Dataset items

★ ★ ★ ★

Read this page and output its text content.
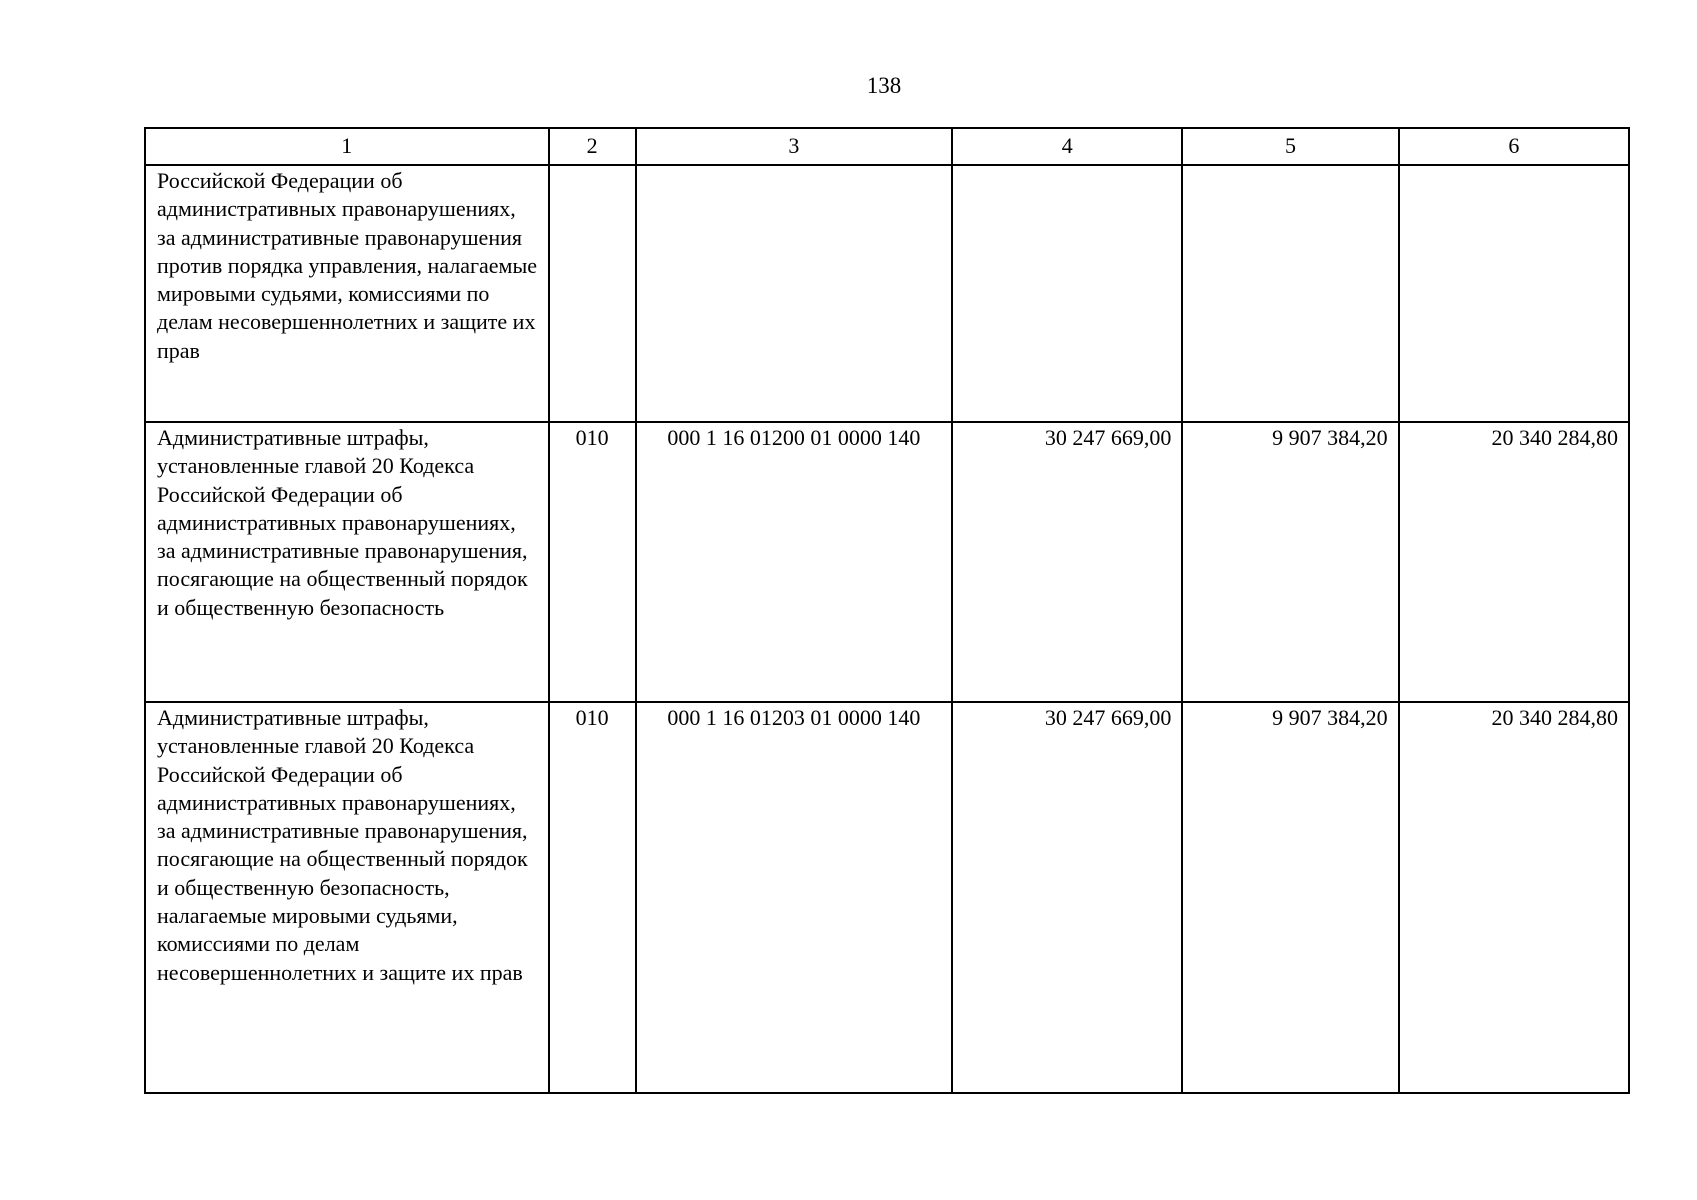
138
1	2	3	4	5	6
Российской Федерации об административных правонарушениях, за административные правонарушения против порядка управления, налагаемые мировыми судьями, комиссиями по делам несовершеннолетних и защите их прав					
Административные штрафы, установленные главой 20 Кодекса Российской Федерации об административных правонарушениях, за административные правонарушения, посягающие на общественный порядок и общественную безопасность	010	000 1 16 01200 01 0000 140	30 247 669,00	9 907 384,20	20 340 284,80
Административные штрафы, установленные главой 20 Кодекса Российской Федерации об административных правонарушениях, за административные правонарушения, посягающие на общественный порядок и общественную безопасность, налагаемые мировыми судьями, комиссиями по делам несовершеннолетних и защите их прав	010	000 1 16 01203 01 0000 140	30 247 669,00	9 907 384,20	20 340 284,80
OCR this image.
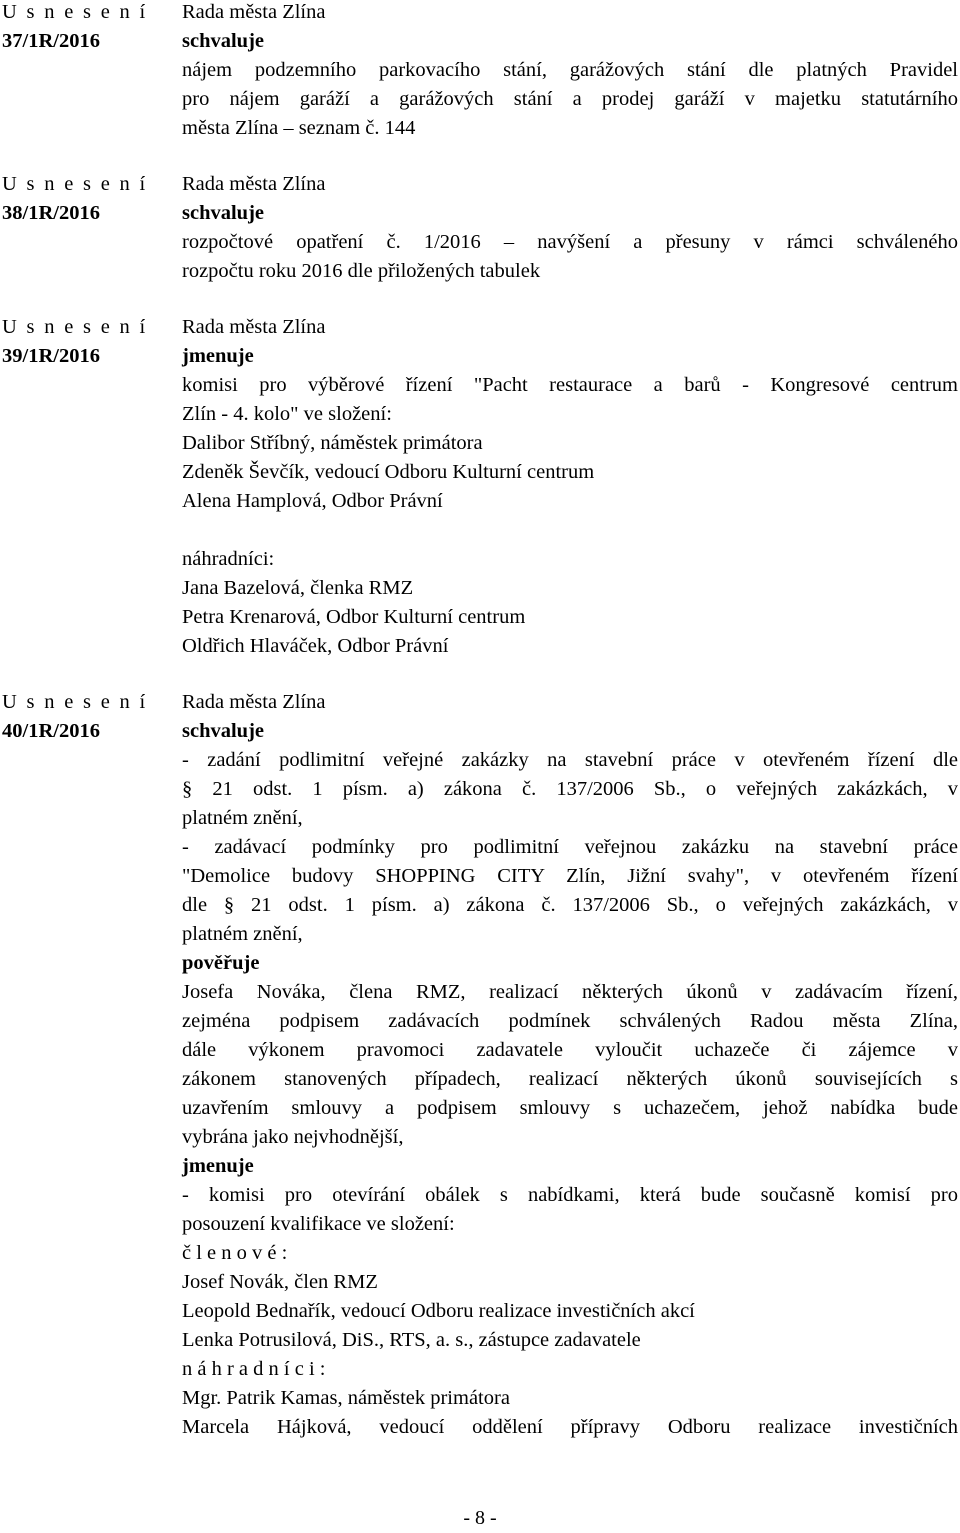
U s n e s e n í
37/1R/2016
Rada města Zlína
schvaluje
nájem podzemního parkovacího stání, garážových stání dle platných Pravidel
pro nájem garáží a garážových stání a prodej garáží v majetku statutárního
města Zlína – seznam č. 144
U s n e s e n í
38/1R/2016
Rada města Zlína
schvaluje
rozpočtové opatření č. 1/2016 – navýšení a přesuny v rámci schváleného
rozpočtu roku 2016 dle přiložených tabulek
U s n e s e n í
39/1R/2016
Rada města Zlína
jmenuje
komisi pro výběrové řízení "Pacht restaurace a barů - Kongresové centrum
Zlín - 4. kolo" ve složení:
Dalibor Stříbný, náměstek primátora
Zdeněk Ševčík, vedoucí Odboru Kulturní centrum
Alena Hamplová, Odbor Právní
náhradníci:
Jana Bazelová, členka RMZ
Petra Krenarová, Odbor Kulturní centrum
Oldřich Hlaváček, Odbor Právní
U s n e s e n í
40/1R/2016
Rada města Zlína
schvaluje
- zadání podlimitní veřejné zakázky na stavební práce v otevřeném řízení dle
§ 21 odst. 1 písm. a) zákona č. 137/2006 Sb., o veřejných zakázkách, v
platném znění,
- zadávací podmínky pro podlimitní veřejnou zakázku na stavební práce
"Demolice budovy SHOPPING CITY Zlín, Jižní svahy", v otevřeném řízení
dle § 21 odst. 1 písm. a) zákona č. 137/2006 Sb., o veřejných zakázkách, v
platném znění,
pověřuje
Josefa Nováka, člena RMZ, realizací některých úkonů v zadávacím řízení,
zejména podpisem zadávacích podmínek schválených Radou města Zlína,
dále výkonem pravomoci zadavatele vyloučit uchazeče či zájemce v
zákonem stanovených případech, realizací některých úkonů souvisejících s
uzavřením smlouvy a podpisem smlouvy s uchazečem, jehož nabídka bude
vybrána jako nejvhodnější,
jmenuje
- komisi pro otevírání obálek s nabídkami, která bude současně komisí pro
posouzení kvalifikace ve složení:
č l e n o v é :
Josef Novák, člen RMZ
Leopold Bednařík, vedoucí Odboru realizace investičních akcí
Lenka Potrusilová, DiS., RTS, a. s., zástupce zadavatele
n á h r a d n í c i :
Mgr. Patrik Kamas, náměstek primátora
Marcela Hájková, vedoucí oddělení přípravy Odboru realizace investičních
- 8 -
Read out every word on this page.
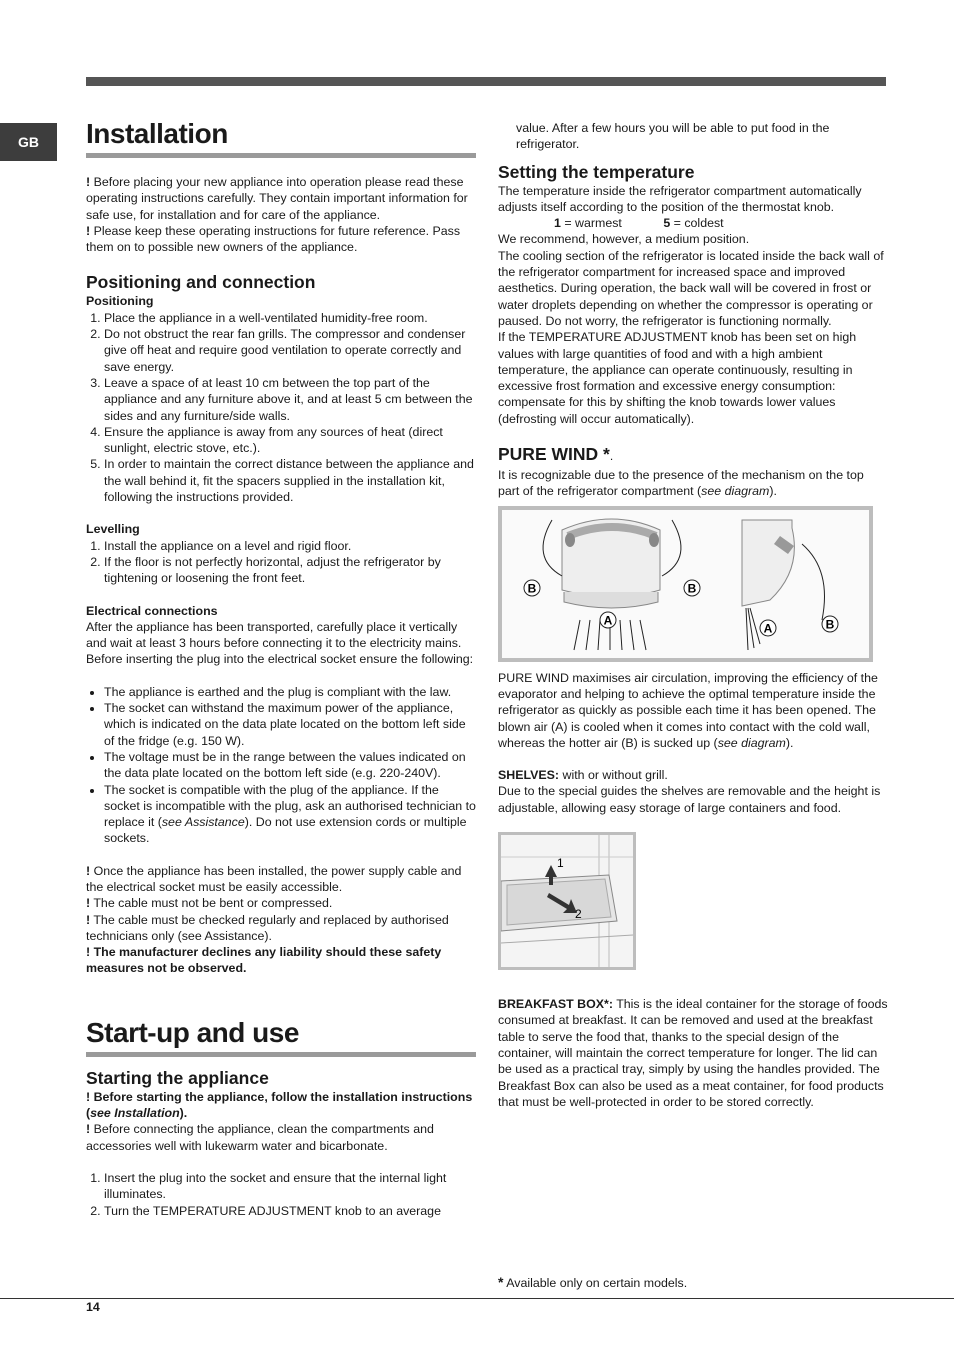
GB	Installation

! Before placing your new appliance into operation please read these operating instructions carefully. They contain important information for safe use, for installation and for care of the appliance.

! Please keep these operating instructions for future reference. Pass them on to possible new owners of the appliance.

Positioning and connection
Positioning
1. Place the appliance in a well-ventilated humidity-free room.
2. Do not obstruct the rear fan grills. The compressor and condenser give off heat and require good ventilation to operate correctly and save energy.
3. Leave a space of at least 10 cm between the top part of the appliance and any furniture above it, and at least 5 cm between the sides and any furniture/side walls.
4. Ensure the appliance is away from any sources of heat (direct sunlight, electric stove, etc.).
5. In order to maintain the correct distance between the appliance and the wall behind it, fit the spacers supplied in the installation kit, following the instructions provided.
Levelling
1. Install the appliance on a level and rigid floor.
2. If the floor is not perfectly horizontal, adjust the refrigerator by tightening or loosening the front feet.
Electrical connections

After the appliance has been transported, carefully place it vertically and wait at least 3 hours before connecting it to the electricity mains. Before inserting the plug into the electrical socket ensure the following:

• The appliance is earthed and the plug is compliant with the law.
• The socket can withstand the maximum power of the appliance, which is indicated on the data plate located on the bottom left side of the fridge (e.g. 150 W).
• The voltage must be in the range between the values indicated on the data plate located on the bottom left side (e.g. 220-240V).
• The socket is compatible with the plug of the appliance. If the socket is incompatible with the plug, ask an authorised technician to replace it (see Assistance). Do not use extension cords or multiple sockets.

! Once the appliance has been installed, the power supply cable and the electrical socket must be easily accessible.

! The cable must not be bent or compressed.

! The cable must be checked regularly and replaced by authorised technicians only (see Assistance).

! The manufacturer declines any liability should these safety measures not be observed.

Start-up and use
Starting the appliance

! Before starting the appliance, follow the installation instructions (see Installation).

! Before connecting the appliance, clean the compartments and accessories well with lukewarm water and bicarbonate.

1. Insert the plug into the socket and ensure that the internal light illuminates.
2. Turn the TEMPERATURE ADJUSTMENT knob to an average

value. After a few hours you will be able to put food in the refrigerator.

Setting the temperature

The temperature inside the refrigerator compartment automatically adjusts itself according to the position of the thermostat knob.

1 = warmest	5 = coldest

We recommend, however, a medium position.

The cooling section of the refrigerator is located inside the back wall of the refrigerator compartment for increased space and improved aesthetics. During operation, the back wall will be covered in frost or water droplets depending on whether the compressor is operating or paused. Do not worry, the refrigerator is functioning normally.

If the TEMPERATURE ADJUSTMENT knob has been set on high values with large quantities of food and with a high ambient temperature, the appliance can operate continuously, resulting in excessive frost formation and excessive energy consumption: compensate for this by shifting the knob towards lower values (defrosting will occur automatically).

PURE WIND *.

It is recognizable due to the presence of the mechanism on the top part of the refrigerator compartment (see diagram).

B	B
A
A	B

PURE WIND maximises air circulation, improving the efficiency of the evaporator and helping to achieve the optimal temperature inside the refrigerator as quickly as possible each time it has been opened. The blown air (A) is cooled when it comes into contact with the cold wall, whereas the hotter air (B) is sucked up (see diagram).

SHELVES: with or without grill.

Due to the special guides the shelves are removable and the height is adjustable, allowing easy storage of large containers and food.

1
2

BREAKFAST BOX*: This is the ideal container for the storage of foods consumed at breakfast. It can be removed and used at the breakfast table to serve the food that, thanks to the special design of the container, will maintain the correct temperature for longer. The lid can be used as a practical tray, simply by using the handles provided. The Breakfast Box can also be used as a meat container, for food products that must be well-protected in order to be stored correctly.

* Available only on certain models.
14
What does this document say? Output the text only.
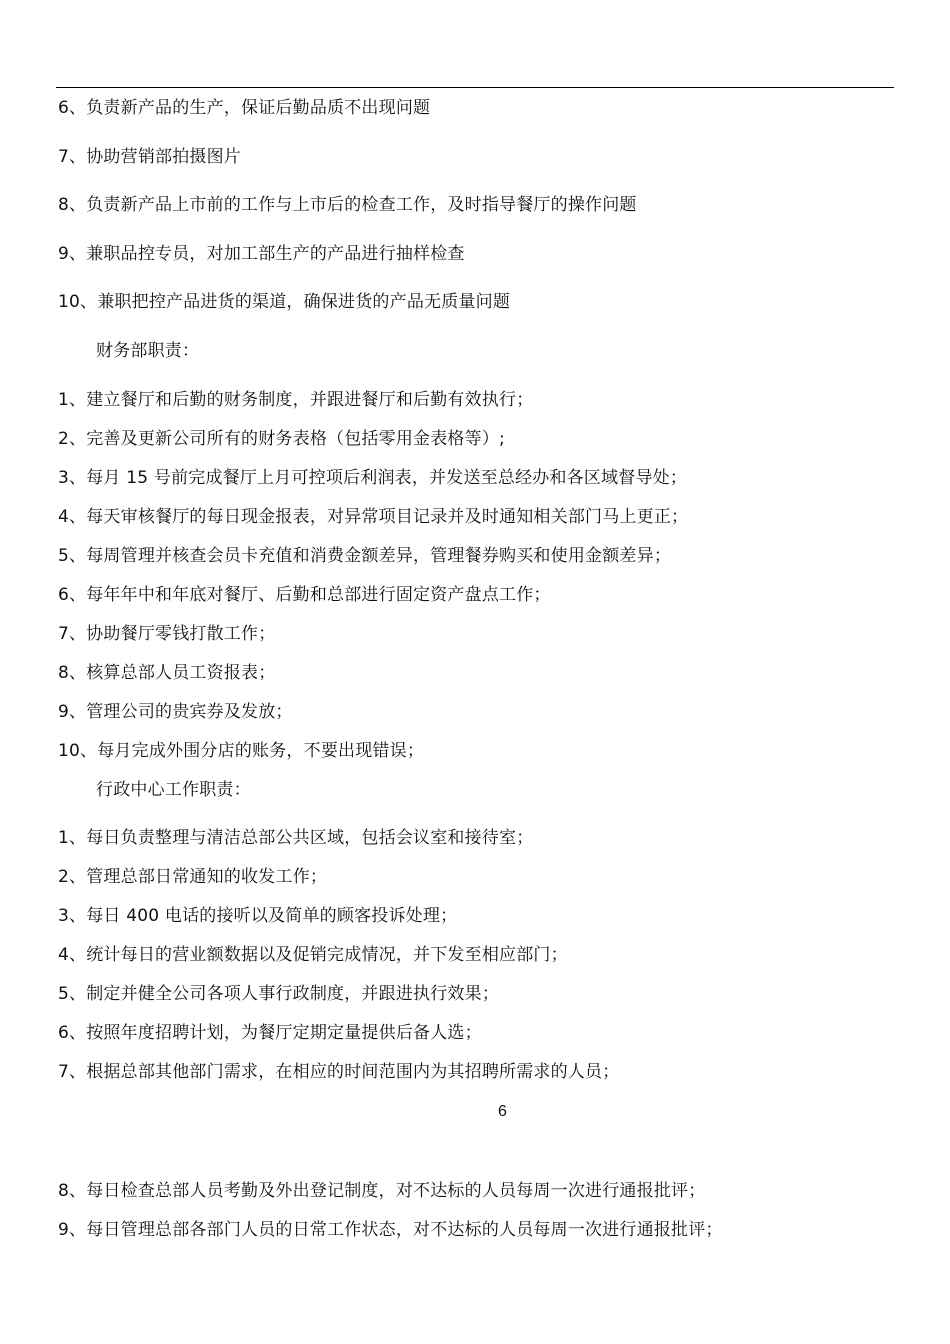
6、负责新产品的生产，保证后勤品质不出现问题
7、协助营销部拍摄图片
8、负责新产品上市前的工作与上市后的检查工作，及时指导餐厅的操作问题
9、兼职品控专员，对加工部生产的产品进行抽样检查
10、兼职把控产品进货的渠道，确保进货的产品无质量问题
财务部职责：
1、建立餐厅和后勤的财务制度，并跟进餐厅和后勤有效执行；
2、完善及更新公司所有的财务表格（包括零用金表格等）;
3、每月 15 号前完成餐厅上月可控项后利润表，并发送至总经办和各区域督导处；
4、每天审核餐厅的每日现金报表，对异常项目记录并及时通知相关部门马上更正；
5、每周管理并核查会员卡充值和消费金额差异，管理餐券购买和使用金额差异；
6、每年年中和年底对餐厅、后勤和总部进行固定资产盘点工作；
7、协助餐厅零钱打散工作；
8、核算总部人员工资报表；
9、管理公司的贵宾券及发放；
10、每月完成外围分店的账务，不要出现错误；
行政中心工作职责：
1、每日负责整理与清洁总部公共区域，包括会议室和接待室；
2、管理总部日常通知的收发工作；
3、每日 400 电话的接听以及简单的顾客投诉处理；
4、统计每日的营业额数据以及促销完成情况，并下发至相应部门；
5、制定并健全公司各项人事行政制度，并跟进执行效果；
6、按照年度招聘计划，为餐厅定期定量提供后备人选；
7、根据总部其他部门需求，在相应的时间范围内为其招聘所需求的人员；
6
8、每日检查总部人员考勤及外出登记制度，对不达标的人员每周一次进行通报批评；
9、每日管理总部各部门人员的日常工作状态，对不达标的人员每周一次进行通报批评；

★ ★ ★ ★

**GIVEN REQUEST:**
Of the lines above, how many contain the word "plate"? Provide the number and nothing else.

**TASK RESULT:**
2